- **Data in this exercise**
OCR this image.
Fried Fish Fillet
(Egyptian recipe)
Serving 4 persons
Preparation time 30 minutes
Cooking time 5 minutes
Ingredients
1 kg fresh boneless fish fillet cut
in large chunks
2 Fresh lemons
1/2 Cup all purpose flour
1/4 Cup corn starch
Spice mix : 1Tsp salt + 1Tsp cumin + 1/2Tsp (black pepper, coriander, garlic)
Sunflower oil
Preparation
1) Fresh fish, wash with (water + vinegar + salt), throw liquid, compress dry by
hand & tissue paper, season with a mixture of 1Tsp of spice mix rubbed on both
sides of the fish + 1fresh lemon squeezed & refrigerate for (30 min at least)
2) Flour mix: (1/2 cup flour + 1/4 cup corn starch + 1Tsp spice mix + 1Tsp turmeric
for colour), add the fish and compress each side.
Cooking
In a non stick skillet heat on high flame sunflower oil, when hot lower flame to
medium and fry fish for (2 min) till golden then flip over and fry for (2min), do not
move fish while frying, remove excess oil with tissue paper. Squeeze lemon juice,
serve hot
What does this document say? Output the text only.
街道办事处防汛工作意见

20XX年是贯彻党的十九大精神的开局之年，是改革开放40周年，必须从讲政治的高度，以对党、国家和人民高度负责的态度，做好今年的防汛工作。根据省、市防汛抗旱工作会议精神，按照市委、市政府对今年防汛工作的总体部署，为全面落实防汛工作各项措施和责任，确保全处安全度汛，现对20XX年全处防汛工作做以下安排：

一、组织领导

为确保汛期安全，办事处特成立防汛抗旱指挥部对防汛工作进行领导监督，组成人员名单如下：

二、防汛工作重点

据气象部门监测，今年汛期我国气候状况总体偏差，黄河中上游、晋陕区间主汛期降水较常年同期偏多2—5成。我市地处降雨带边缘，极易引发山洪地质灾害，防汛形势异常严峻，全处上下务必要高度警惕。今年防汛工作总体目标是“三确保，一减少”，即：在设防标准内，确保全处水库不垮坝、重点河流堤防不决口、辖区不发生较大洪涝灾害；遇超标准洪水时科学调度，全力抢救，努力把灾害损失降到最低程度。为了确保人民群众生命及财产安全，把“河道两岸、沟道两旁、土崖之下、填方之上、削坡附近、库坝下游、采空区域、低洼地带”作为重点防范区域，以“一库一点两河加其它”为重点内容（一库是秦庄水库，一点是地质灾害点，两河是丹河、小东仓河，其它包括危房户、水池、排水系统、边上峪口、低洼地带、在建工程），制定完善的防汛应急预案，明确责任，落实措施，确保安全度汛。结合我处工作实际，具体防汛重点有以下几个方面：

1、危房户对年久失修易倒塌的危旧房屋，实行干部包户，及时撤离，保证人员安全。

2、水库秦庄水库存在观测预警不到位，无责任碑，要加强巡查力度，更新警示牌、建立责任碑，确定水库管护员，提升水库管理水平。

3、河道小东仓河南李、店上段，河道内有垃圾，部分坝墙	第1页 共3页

- **Task to carry out**
Look for lines containing the string "compress" and copy them all.

- **Result for this exercise**
1) Fresh fish, wash with (water + vinegar + salt), throw liquid, compress dry by
for colour), add the fish and compress each side.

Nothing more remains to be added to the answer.